SET TASK >> Which lines contain the word "أقرأ"? Return each of them as written.

ENTRIES PROVIDED >>
>> start

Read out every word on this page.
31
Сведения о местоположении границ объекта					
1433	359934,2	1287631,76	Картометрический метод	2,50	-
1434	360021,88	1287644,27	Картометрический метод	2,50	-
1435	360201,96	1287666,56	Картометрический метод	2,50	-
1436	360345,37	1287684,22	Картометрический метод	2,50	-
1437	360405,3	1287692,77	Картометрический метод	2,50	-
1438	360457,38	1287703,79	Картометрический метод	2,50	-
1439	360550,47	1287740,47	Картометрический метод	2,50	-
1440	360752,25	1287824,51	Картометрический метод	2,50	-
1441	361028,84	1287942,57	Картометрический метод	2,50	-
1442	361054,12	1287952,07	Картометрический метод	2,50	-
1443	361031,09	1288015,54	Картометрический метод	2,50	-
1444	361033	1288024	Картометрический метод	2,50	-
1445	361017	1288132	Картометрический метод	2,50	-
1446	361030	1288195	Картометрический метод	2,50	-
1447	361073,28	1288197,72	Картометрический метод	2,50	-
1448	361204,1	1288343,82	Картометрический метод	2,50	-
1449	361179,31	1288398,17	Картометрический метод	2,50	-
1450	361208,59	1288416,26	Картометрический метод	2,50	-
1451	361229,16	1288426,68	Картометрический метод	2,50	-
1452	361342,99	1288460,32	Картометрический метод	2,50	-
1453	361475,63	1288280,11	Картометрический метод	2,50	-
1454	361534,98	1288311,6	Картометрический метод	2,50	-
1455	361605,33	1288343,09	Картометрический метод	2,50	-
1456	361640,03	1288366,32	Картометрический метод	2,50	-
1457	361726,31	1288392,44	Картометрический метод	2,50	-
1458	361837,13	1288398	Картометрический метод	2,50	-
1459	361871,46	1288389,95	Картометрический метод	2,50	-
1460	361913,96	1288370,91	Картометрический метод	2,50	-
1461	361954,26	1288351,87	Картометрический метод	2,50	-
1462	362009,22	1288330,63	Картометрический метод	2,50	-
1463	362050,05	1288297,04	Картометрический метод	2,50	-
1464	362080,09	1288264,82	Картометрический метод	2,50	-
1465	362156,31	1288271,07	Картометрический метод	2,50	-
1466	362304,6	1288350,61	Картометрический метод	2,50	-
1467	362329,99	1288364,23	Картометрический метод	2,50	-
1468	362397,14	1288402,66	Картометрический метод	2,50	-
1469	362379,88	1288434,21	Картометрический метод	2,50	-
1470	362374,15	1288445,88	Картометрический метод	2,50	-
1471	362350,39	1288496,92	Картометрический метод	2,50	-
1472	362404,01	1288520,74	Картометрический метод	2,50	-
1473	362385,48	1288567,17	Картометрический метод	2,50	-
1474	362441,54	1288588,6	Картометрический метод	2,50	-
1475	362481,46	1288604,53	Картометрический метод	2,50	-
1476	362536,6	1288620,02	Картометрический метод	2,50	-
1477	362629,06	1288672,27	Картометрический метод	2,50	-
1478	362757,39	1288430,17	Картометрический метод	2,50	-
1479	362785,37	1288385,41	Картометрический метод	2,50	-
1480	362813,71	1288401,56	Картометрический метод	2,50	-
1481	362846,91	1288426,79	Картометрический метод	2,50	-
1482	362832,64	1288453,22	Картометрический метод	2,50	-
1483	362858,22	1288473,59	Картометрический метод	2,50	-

>> end
>> start

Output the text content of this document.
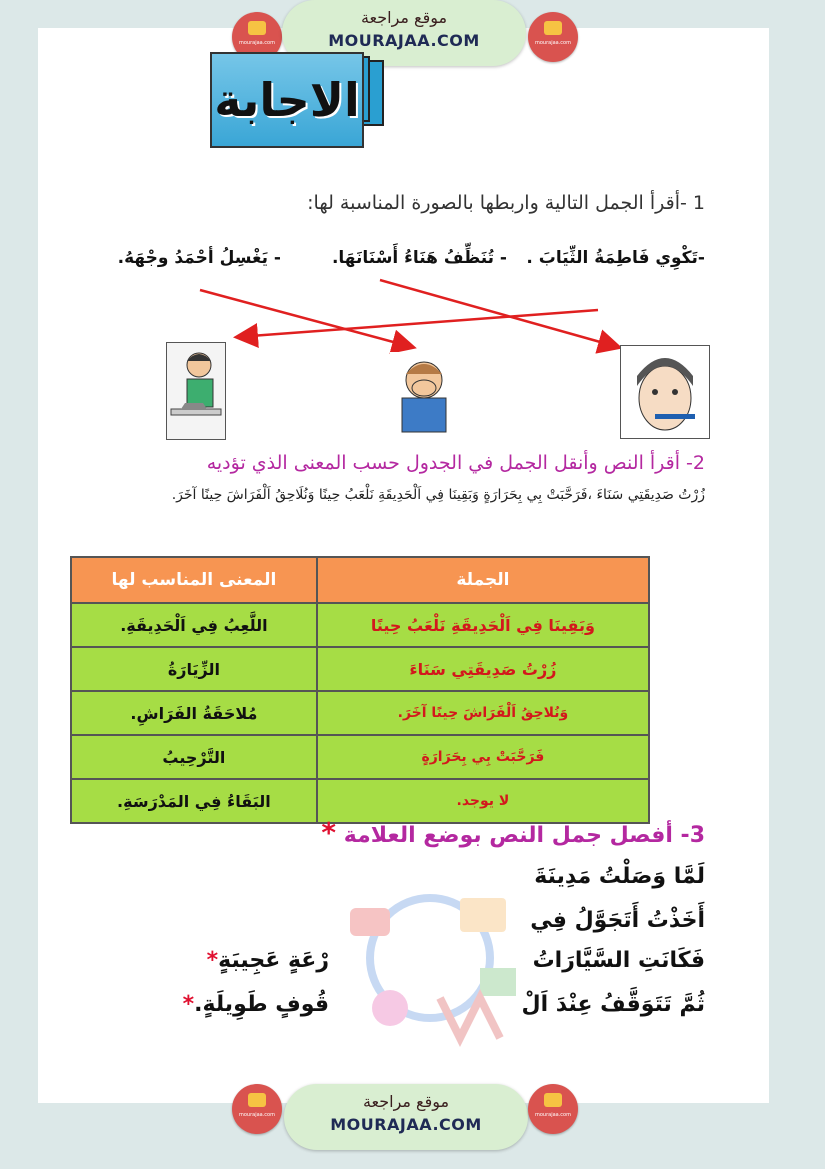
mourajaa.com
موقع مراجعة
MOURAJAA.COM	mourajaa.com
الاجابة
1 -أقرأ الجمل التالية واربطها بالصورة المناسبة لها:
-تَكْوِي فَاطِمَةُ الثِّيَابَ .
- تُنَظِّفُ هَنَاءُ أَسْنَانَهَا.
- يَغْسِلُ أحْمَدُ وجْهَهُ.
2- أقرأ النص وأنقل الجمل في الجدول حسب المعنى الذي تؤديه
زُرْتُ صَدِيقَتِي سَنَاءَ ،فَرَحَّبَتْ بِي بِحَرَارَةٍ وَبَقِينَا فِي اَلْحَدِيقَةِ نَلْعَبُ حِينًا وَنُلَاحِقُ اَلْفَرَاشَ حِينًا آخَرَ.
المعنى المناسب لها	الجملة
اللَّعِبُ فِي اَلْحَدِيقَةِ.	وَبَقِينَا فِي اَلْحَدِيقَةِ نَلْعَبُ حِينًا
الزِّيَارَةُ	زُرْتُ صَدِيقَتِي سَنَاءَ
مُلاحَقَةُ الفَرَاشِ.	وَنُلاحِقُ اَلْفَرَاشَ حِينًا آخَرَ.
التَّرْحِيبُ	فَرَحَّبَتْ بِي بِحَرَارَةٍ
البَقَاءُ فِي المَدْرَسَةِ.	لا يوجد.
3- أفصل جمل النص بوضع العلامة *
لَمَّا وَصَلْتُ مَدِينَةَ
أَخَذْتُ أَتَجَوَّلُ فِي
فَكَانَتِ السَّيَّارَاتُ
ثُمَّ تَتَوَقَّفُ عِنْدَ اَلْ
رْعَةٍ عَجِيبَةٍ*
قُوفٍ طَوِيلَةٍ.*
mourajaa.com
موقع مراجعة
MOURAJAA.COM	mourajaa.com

>> end

SOLUTION TO THE PROBLEM >>
1 -أقرأ الجمل التالية واربطها بالصورة المناسبة لها:
2- أقرأ النص وأنقل الجمل في الجدول حسب المعنى الذي تؤديه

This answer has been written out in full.